Exercise prompt.
Transcribe the records below in full; pictures stay out of the copy.

Exercise materials.
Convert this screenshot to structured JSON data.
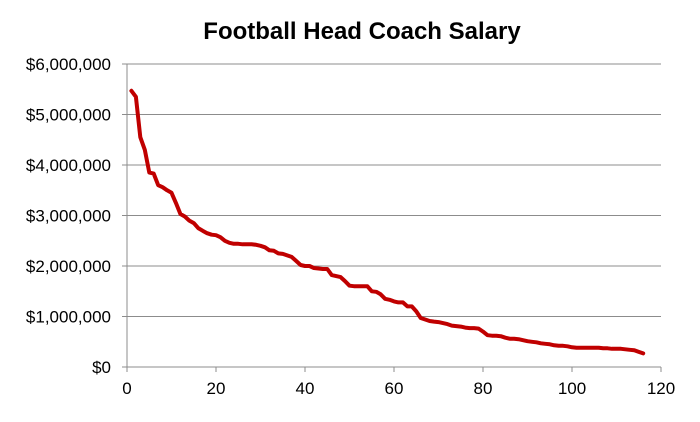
{
  "chart_data": {
    "type": "line",
    "title": "Football Head Coach Salary",
    "xlabel": "",
    "ylabel": "",
    "xlim": [
      0,
      120
    ],
    "ylim": [
      0,
      6000000
    ],
    "x_ticks": [
      0,
      20,
      40,
      60,
      80,
      100,
      120
    ],
    "x_tick_labels": [
      "0",
      "20",
      "40",
      "60",
      "80",
      "100",
      "120"
    ],
    "y_ticks": [
      0,
      1000000,
      2000000,
      3000000,
      4000000,
      5000000,
      6000000
    ],
    "y_tick_labels": [
      "$0",
      "$1,000,000",
      "$2,000,000",
      "$3,000,000",
      "$4,000,000",
      "$5,000,000",
      "$6,000,000"
    ],
    "grid": {
      "horizontal": true,
      "vertical": false
    },
    "legend": "none",
    "line_color": "#c00000",
    "series": [
      {
        "x": [
          1,
          2,
          3,
          4,
          5,
          6,
          7,
          8,
          9,
          10,
          11,
          12,
          13,
          14,
          15,
          16,
          17,
          18,
          19,
          20,
          21,
          22,
          23,
          24,
          25,
          26,
          27,
          28,
          29,
          30,
          31,
          32,
          33,
          34,
          35,
          36,
          37,
          38,
          39,
          40,
          41,
          42,
          43,
          44,
          45,
          46,
          47,
          48,
          49,
          50,
          51,
          52,
          53,
          54,
          55,
          56,
          57,
          58,
          59,
          60,
          61,
          62,
          63,
          64,
          65,
          66,
          67,
          68,
          69,
          70,
          71,
          72,
          73,
          74,
          75,
          76,
          77,
          78,
          79,
          80,
          81,
          82,
          83,
          84,
          85,
          86,
          87,
          88,
          89,
          90,
          91,
          92,
          93,
          94,
          95,
          96,
          97,
          98,
          99,
          100,
          101,
          102,
          103,
          104,
          105,
          106,
          107,
          108,
          109,
          110,
          111,
          112,
          113,
          114,
          115,
          116
        ],
        "values": [
          5470000,
          5350000,
          4550000,
          4300000,
          3850000,
          3830000,
          3600000,
          3560000,
          3500000,
          3450000,
          3250000,
          3030000,
          2980000,
          2900000,
          2850000,
          2750000,
          2700000,
          2650000,
          2620000,
          2610000,
          2570000,
          2500000,
          2460000,
          2440000,
          2440000,
          2430000,
          2430000,
          2430000,
          2420000,
          2400000,
          2370000,
          2310000,
          2300000,
          2250000,
          2240000,
          2210000,
          2180000,
          2100000,
          2020000,
          2000000,
          2000000,
          1960000,
          1950000,
          1940000,
          1940000,
          1820000,
          1800000,
          1780000,
          1700000,
          1610000,
          1600000,
          1600000,
          1600000,
          1600000,
          1500000,
          1490000,
          1440000,
          1350000,
          1330000,
          1300000,
          1280000,
          1280000,
          1200000,
          1200000,
          1100000,
          970000,
          940000,
          910000,
          900000,
          890000,
          870000,
          850000,
          820000,
          810000,
          800000,
          780000,
          770000,
          770000,
          760000,
          700000,
          630000,
          620000,
          620000,
          610000,
          580000,
          560000,
          560000,
          550000,
          530000,
          510000,
          500000,
          490000,
          470000,
          460000,
          450000,
          430000,
          420000,
          420000,
          410000,
          390000,
          380000,
          380000,
          380000,
          380000,
          380000,
          380000,
          370000,
          370000,
          360000,
          360000,
          360000,
          350000,
          340000,
          330000,
          300000,
          270000
        ]
      }
    ]
  }
}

Exercise solution.
Convert this screenshot to structured JSON data.
{
  "chart_data": {
    "type": "line",
    "title": "Football Head Coach Salary",
    "xlabel": "",
    "ylabel": "",
    "xlim": [
      0,
      120
    ],
    "ylim": [
      0,
      6000000
    ],
    "x_ticks": [
      0,
      20,
      40,
      60,
      80,
      100,
      120
    ],
    "x_tick_labels": [
      "0",
      "20",
      "40",
      "60",
      "80",
      "100",
      "120"
    ],
    "y_ticks": [
      0,
      1000000,
      2000000,
      3000000,
      4000000,
      5000000,
      6000000
    ],
    "y_tick_labels": [
      "$0",
      "$1,000,000",
      "$2,000,000",
      "$3,000,000",
      "$4,000,000",
      "$5,000,000",
      "$6,000,000"
    ],
    "grid": {
      "horizontal": true,
      "vertical": false
    },
    "legend": "none",
    "line_color": "#c00000",
    "series": [
      {
        "x": [
          1,
          2,
          3,
          4,
          5,
          6,
          7,
          8,
          9,
          10,
          11,
          12,
          13,
          14,
          15,
          16,
          17,
          18,
          19,
          20,
          21,
          22,
          23,
          24,
          25,
          26,
          27,
          28,
          29,
          30,
          31,
          32,
          33,
          34,
          35,
          36,
          37,
          38,
          39,
          40,
          41,
          42,
          43,
          44,
          45,
          46,
          47,
          48,
          49,
          50,
          51,
          52,
          53,
          54,
          55,
          56,
          57,
          58,
          59,
          60,
          61,
          62,
          63,
          64,
          65,
          66,
          67,
          68,
          69,
          70,
          71,
          72,
          73,
          74,
          75,
          76,
          77,
          78,
          79,
          80,
          81,
          82,
          83,
          84,
          85,
          86,
          87,
          88,
          89,
          90,
          91,
          92,
          93,
          94,
          95,
          96,
          97,
          98,
          99,
          100,
          101,
          102,
          103,
          104,
          105,
          106,
          107,
          108,
          109,
          110,
          111,
          112,
          113,
          114,
          115,
          116
        ],
        "values": [
          5470000,
          5350000,
          4550000,
          4300000,
          3850000,
          3830000,
          3600000,
          3560000,
          3500000,
          3450000,
          3250000,
          3030000,
          2980000,
          2900000,
          2850000,
          2750000,
          2700000,
          2650000,
          2620000,
          2610000,
          2570000,
          2500000,
          2460000,
          2440000,
          2440000,
          2430000,
          2430000,
          2430000,
          2420000,
          2400000,
          2370000,
          2310000,
          2300000,
          2250000,
          2240000,
          2210000,
          2180000,
          2100000,
          2020000,
          2000000,
          2000000,
          1960000,
          1950000,
          1940000,
          1940000,
          1820000,
          1800000,
          1780000,
          1700000,
          1610000,
          1600000,
          1600000,
          1600000,
          1600000,
          1500000,
          1490000,
          1440000,
          1350000,
          1330000,
          1300000,
          1280000,
          1280000,
          1200000,
          1200000,
          1100000,
          970000,
          940000,
          910000,
          900000,
          890000,
          870000,
          850000,
          820000,
          810000,
          800000,
          780000,
          770000,
          770000,
          760000,
          700000,
          630000,
          620000,
          620000,
          610000,
          580000,
          560000,
          560000,
          550000,
          530000,
          510000,
          500000,
          490000,
          470000,
          460000,
          450000,
          430000,
          420000,
          420000,
          410000,
          390000,
          380000,
          380000,
          380000,
          380000,
          380000,
          380000,
          370000,
          370000,
          360000,
          360000,
          360000,
          350000,
          340000,
          330000,
          300000,
          270000
        ]
      }
    ]
  }
}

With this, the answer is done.